• _Work instructions_
Can you find the lines of the listing that include "source" and copy every one?

• _Given records_
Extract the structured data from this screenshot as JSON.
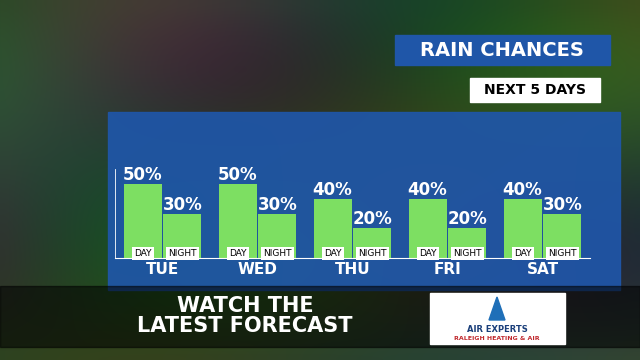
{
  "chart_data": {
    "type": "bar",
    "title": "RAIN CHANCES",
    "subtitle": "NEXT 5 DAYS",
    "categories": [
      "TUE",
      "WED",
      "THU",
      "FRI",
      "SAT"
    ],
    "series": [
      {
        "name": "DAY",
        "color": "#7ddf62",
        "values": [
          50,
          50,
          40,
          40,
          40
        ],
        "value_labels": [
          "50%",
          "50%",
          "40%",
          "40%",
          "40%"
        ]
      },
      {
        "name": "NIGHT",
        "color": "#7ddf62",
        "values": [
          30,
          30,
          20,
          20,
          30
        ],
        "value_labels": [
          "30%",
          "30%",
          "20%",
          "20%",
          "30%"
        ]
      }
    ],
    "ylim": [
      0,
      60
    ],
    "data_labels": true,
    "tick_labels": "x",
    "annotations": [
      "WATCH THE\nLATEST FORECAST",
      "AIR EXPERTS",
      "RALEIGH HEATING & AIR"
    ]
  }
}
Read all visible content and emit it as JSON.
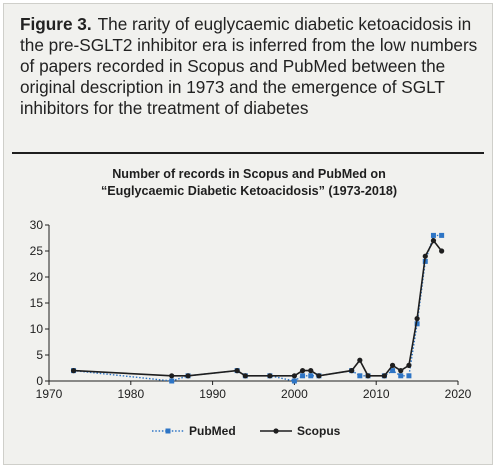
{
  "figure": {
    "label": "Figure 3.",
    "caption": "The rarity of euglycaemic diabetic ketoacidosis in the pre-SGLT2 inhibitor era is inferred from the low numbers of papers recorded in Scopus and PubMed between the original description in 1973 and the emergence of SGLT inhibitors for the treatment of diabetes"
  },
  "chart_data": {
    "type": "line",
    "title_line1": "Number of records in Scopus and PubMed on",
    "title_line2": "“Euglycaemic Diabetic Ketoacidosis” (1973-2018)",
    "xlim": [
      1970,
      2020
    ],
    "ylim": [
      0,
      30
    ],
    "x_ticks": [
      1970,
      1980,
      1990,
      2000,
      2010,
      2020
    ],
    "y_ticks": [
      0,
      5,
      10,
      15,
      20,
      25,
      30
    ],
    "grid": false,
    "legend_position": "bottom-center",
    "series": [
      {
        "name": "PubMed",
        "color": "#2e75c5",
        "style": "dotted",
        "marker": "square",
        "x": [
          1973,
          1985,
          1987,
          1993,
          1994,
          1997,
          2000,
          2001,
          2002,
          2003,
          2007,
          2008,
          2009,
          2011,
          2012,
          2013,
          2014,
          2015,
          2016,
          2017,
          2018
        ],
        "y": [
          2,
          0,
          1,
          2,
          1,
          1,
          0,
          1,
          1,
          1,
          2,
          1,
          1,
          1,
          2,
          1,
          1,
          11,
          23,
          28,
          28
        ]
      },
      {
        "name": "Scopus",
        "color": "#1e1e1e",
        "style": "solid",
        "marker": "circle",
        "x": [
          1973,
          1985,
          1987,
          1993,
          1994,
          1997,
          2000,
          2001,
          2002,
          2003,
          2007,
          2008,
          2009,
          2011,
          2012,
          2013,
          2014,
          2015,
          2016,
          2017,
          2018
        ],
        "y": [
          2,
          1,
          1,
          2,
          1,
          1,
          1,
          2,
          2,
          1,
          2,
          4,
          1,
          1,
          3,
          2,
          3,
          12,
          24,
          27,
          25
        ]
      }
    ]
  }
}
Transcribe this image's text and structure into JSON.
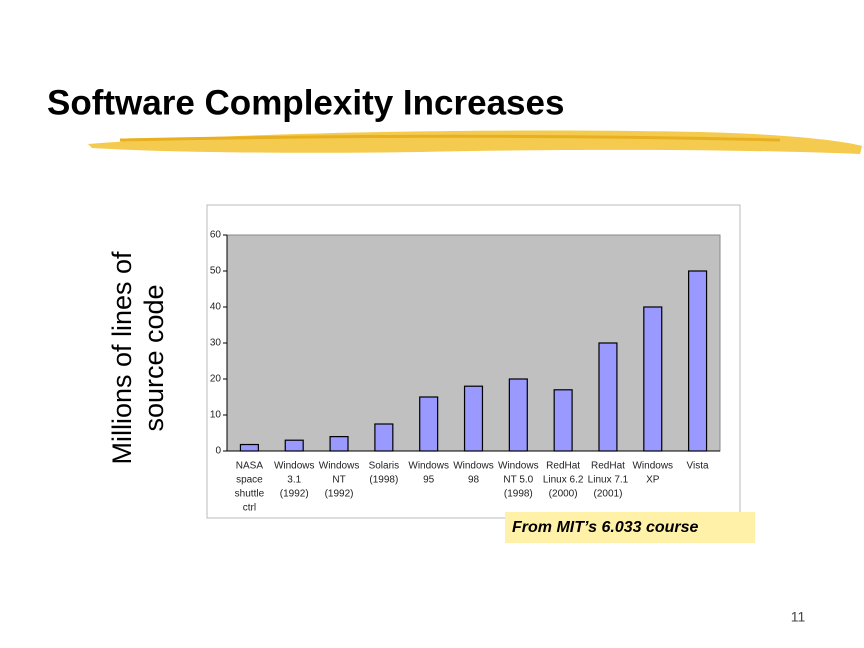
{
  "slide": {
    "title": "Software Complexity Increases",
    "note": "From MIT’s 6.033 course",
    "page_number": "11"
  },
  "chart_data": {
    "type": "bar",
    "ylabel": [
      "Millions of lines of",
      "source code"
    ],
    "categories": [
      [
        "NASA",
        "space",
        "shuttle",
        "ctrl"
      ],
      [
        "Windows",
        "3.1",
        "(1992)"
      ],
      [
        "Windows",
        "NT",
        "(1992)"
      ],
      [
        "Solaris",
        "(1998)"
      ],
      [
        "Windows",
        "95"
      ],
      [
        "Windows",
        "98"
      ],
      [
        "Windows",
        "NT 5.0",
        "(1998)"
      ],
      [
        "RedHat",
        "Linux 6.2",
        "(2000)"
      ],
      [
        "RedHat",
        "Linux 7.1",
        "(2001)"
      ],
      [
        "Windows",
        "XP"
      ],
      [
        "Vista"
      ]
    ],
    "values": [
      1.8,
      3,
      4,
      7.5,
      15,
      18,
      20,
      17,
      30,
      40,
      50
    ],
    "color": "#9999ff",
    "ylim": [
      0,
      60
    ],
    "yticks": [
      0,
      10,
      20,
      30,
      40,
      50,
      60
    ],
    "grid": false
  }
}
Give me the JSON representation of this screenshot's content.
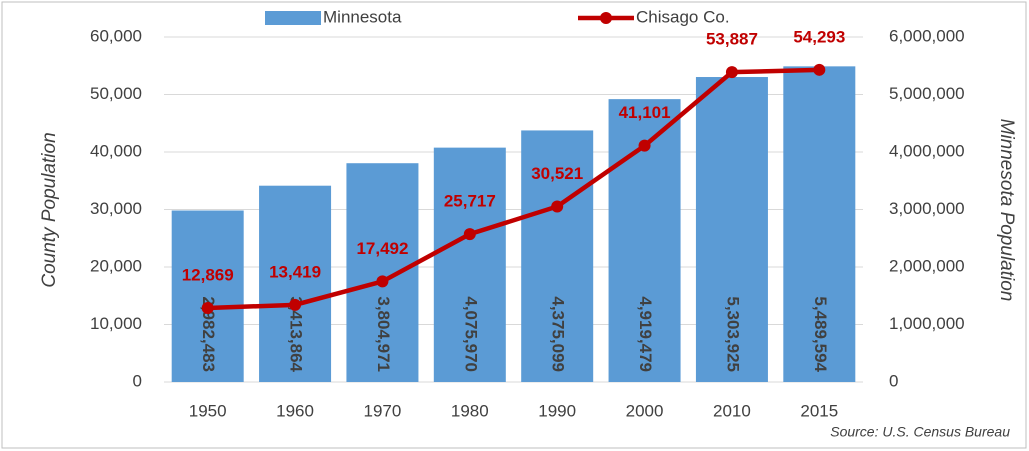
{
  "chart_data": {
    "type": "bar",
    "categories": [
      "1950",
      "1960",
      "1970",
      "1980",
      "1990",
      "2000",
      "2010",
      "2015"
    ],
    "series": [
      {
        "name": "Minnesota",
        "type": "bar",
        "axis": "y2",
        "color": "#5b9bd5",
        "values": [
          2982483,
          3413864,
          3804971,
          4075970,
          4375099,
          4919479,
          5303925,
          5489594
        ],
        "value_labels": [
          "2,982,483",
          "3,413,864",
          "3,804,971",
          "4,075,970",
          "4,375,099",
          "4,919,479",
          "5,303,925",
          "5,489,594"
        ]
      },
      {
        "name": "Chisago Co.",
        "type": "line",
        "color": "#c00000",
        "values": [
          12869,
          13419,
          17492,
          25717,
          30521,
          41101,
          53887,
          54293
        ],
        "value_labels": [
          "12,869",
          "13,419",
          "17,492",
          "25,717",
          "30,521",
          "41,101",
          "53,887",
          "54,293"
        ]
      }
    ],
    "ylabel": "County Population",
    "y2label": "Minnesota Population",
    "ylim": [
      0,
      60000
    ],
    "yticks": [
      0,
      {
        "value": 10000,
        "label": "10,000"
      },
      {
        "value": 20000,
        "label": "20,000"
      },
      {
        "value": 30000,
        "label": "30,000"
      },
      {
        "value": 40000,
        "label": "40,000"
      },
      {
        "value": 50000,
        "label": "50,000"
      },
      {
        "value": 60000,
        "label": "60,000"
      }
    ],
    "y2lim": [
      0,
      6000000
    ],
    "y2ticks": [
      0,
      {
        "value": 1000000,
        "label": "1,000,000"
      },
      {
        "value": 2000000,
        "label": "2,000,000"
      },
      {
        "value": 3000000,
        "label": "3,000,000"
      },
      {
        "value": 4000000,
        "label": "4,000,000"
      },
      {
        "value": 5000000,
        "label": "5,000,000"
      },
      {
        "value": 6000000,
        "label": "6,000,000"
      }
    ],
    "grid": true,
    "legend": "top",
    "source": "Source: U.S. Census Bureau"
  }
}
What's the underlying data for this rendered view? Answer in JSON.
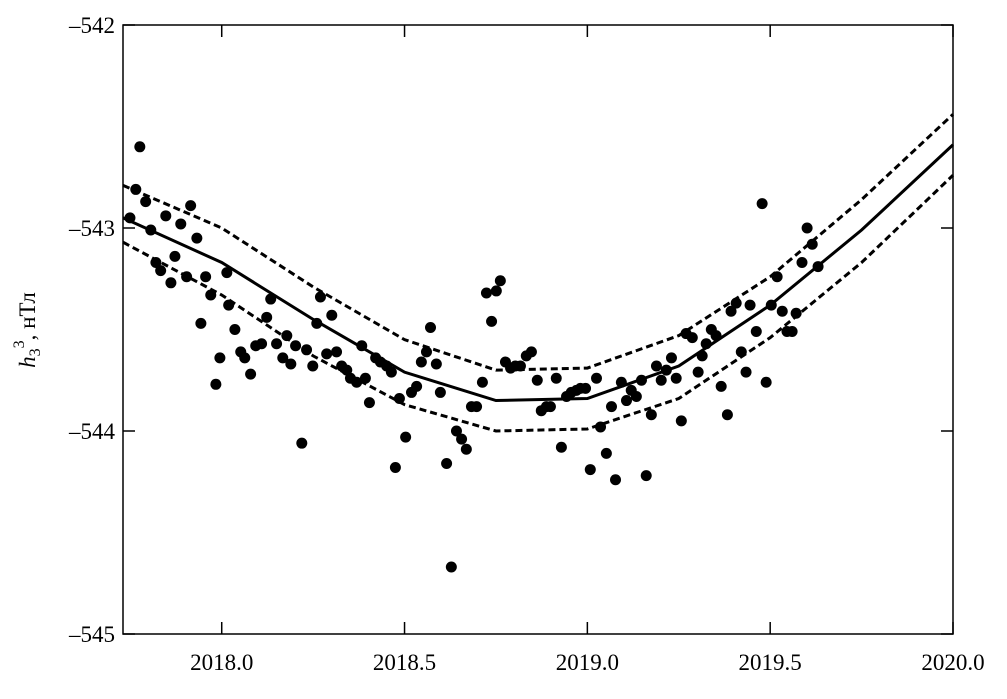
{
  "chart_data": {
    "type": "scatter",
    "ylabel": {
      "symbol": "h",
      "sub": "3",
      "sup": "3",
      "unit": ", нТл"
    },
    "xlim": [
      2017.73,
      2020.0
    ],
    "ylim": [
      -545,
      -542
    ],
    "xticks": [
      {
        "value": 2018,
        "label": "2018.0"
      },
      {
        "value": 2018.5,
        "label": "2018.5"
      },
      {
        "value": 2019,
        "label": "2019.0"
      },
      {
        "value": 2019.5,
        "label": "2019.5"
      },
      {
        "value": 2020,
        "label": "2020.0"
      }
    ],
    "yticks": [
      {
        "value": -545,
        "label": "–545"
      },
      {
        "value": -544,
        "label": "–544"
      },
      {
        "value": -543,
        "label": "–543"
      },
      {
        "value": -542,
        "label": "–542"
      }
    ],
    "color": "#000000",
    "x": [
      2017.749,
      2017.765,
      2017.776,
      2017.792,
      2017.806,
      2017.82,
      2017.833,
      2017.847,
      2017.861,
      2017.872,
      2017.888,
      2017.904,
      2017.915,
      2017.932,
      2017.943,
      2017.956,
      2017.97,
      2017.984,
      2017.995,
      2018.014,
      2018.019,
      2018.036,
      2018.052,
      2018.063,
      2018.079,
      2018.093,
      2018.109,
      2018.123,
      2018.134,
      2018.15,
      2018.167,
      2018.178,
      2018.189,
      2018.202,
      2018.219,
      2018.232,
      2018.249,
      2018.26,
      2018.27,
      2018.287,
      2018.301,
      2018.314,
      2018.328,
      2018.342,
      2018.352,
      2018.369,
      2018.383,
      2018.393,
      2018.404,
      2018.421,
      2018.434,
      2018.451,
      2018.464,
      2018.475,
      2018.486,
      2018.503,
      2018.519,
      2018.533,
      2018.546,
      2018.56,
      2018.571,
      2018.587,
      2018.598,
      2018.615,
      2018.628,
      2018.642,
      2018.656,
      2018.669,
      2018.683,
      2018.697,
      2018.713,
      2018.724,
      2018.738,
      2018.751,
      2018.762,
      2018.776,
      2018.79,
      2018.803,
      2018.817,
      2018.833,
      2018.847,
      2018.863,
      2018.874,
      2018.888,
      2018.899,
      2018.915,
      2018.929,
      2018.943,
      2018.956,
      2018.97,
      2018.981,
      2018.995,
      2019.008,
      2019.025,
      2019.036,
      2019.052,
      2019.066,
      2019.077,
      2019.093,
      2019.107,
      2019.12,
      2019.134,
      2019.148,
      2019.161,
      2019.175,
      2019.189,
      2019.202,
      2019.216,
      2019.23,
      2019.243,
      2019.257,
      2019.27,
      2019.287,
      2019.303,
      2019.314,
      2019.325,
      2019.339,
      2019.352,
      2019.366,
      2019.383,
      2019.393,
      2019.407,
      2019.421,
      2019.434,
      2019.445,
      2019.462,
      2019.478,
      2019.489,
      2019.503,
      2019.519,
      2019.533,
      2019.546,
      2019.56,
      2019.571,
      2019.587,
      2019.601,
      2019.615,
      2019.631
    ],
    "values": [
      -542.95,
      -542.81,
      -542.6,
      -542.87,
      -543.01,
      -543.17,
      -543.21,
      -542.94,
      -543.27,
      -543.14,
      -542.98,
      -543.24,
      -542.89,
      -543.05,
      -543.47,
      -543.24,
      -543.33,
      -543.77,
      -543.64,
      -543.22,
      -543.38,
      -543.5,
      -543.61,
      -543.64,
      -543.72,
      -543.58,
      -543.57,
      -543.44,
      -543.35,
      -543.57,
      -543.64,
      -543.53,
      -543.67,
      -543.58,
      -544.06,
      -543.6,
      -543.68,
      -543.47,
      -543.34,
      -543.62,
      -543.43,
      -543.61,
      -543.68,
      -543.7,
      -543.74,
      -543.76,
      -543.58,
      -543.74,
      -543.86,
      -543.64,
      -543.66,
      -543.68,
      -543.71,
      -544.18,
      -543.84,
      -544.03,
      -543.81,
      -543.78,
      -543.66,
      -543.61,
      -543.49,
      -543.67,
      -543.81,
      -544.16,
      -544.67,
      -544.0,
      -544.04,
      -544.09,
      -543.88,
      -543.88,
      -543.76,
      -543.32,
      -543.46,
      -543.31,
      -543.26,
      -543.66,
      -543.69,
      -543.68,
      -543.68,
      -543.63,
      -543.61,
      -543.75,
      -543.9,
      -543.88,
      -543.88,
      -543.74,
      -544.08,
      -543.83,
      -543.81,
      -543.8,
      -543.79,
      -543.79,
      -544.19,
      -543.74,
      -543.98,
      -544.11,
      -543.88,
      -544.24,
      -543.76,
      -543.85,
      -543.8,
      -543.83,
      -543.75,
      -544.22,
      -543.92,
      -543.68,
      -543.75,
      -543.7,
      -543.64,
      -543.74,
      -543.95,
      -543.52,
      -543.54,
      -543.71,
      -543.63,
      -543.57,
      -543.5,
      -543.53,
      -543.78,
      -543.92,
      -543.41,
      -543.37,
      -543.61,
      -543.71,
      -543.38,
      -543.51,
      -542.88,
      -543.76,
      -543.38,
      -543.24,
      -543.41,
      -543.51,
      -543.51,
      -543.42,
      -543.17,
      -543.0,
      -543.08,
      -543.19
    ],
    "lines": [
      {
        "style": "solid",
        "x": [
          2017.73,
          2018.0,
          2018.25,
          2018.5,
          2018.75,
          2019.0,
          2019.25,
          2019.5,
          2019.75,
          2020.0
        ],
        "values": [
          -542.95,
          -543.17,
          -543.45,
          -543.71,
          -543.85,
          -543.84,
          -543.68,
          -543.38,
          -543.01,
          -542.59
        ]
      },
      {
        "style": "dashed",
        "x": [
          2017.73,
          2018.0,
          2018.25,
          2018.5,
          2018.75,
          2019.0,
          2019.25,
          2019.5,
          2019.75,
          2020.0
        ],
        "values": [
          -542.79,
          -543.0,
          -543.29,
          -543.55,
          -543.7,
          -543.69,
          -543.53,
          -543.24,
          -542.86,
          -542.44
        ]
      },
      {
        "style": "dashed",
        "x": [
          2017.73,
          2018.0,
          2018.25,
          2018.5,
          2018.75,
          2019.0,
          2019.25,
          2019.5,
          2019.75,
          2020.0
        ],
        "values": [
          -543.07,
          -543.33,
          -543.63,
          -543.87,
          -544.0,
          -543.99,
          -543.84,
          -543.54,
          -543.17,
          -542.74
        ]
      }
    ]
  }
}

• _Expected answer_
      "source code"
    "source": "Source: U.S. Census Bureau"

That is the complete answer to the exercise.